• [GIVEN PROBLEM]
Exclude the pictures and retype the entries as written.

• [EXTRACTED DATA]
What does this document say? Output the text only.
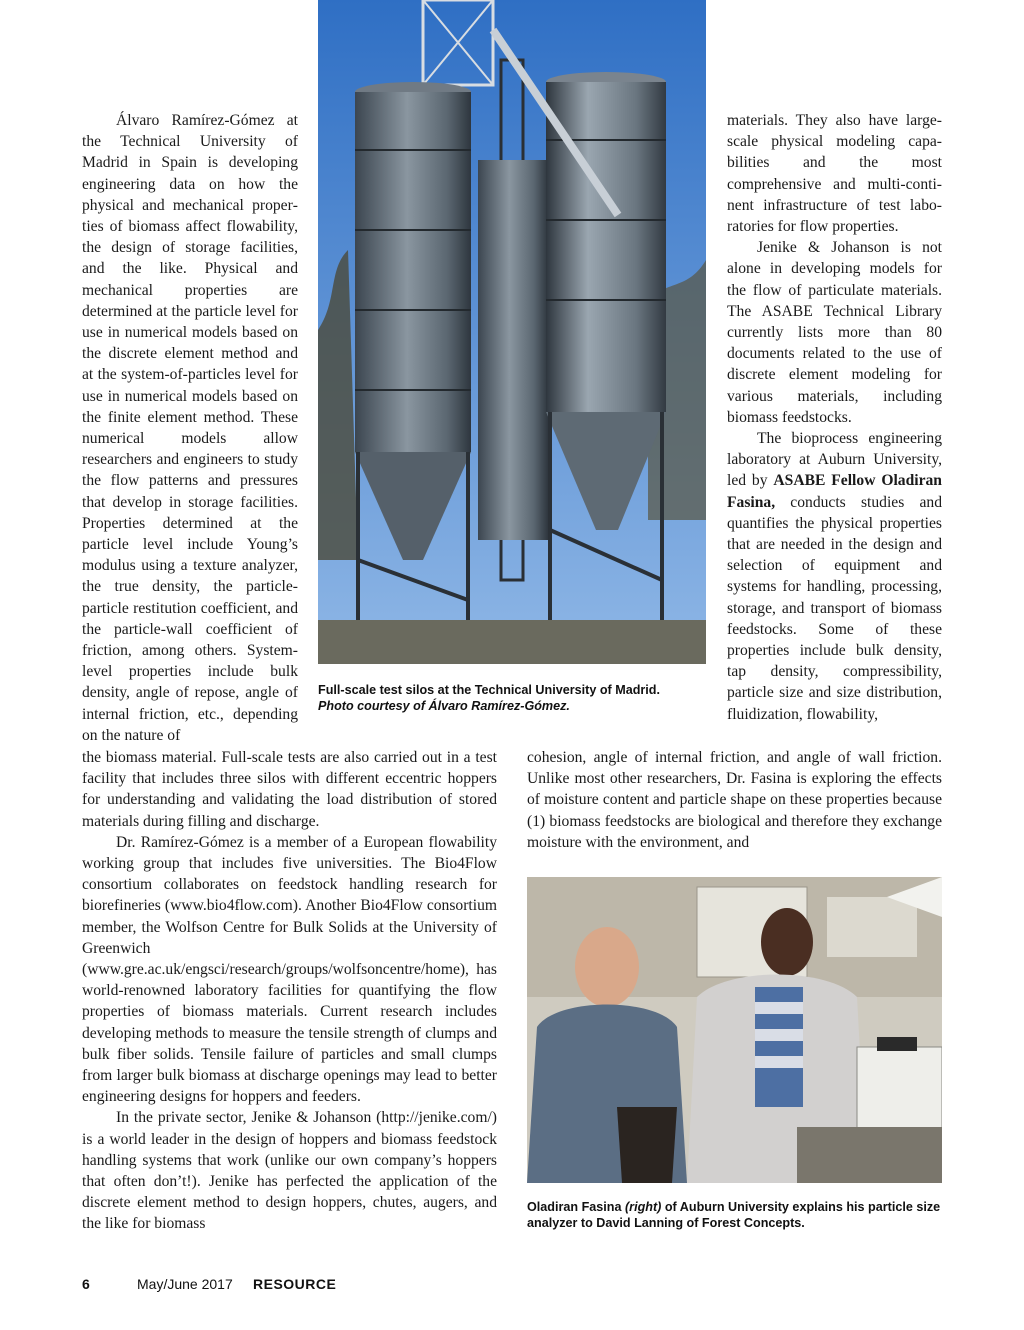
Full-scale test silos at the Technical University of Madrid.
Photo courtesy of Álvaro Ramírez-Gómez.

Álvaro Ramírez-Gómez at the Technical University of Madrid in Spain is developing engineering data on how the physical and mechanical properties of biomass affect flowability, the design of storage facilities, and the like. Physical and mechanical properties are determined at the particle level for use in numerical models based on the discrete element method and at the system-of-particles level for use in numerical models based on the finite element method. These numerical models allow researchers and engineers to study the flow patterns and pressures that develop in storage facilities. Properties determined at the particle level include Young’s modulus using a texture analyzer, the true density, the particle-particle restitution coefficient, and the particle-wall coefficient of friction, among others. System-level properties include bulk density, angle of repose, angle of internal friction, etc., depending on the nature of

materials. They also have large-scale physical modeling capabilities and the most comprehensive and multi-continent infrastructure of test laboratories for flow properties.

Jenike & Johanson is not alone in developing models for the flow of particulate materials. The ASABE Technical Library currently lists more than 80 documents related to the use of discrete element modeling for various materials, including biomass feedstocks.

The bioprocess engineering laboratory at Auburn University, led by ASABE Fellow Oladiran Fasina, conducts studies and quantifies the physical properties that are needed in the design and selection of equipment and systems for handling, processing, storage, and transport of biomass feedstocks. Some of these properties include bulk density, tap density, compressibility, particle size and size distribution, fluidization, flowability,

the biomass material. Full-scale tests are also carried out in a test facility that includes three silos with different eccentric hoppers for understanding and validating the load distribution of stored materials during filling and discharge.

Dr. Ramírez-Gómez is a member of a European flowability working group that includes five universities. The Bio4Flow consortium collaborates on feedstock handling research for biorefineries (www.bio4flow.com). Another Bio4Flow consortium member, the Wolfson Centre for Bulk Solids at the University of Greenwich (www.gre.ac.uk/engsci/research/groups/wolfsoncentre/home), has world-renowned laboratory facilities for quantifying the flow properties of biomass materials. Current research includes developing methods to measure the tensile strength of clumps and bulk fiber solids. Tensile failure of particles and small clumps from larger bulk biomass at discharge openings may lead to better engineering designs for hoppers and feeders.

In the private sector, Jenike & Johanson (http://jenike.com/) is a world leader in the design of hoppers and biomass feedstock handling systems that work (unlike our own company’s hoppers that often don’t!). Jenike has perfected the application of the discrete element method to design hoppers, chutes, augers, and the like for biomass

cohesion, angle of internal friction, and angle of wall friction. Unlike most other researchers, Dr. Fasina is exploring the effects of moisture content and particle shape on these properties because (1) biomass feedstocks are biological and therefore they exchange moisture with the environment, and

Oladiran Fasina (right) of Auburn University explains his particle size analyzer to David Lanning of Forest Concepts.
6	May/June 2017 RESOURCE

• [THE COMPLETED TASK]
What does this document say? Output the text only.
Full-scale test silos at the Technical University of Madrid.
Photo courtesy of Álvaro Ramírez-Gómez.

Álvaro Ramírez-Gómez at the Technical University of Madrid in Spain is developing engineering data on how the physical and mechanical properties of biomass affect flowability, the design of storage facilities, and the like. Physical and mechanical properties are determined at the particle level for use in numerical models based on the discrete element method and at the system-of-particles level for use in numerical models based on the finite element method. These numerical models allow researchers and engineers to study the flow patterns and pressures that develop in storage facilities. Properties determined at the particle level include Young’s modulus using a texture analyzer, the true density, the particle-particle restitution coefficient, and the particle-wall coefficient of friction, among others. System-level properties include bulk density, angle of repose, angle of internal friction, etc., depending on the nature of

materials. They also have large-scale physical modeling capabilities and the most comprehensive and multi-continent infrastructure of test laboratories for flow properties.

Jenike & Johanson is not alone in developing models for the flow of particulate materials. The ASABE Technical Library currently lists more than 80 documents related to the use of discrete element modeling for various materials, including biomass feedstocks.

The bioprocess engineering laboratory at Auburn University, led by ASABE Fellow Oladiran Fasina, conducts studies and quantifies the physical properties that are needed in the design and selection of equipment and systems for handling, processing, storage, and transport of biomass feedstocks. Some of these properties include bulk density, tap density, compressibility, particle size and size distribution, fluidization, flowability,

the biomass material. Full-scale tests are also carried out in a test facility that includes three silos with different eccentric hoppers for understanding and validating the load distribution of stored materials during filling and discharge.

Dr. Ramírez-Gómez is a member of a European flowability working group that includes five universities. The Bio4Flow consortium collaborates on feedstock handling research for biorefineries (www.bio4flow.com). Another Bio4Flow consortium member, the Wolfson Centre for Bulk Solids at the University of Greenwich (www.gre.ac.uk/engsci/research/groups/wolfsoncentre/home), has world-renowned laboratory facilities for quantifying the flow properties of biomass materials. Current research includes developing methods to measure the tensile strength of clumps and bulk fiber solids. Tensile failure of particles and small clumps from larger bulk biomass at discharge openings may lead to better engineering designs for hoppers and feeders.

In the private sector, Jenike & Johanson (http://jenike.com/) is a world leader in the design of hoppers and biomass feedstock handling systems that work (unlike our own company’s hoppers that often don’t!). Jenike has perfected the application of the discrete element method to design hoppers, chutes, augers, and the like for biomass

cohesion, angle of internal friction, and angle of wall friction. Unlike most other researchers, Dr. Fasina is exploring the effects of moisture content and particle shape on these properties because (1) biomass feedstocks are biological and therefore they exchange moisture with the environment, and

Oladiran Fasina (right) of Auburn University explains his particle size analyzer to David Lanning of Forest Concepts.
6	May/June 2017 RESOURCE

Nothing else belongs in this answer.